* **What the task asks**
Locate the word "value" in the material, then show every line that holds it.

═══ Records provided ═══

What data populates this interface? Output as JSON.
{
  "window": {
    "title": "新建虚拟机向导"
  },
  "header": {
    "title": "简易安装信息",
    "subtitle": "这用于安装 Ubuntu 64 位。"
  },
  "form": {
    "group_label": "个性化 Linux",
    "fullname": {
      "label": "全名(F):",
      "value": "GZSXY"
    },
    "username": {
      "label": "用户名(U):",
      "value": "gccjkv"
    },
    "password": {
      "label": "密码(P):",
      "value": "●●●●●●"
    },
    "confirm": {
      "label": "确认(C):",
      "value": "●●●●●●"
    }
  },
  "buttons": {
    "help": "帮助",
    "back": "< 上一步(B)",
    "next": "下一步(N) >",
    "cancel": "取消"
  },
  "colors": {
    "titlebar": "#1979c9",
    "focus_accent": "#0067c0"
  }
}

═══

* **Exercise answer**
      "value": "GZSXY"
      "value": "gccjkv"
      "value": "●●●●●●"
      "value": "●●●●●●"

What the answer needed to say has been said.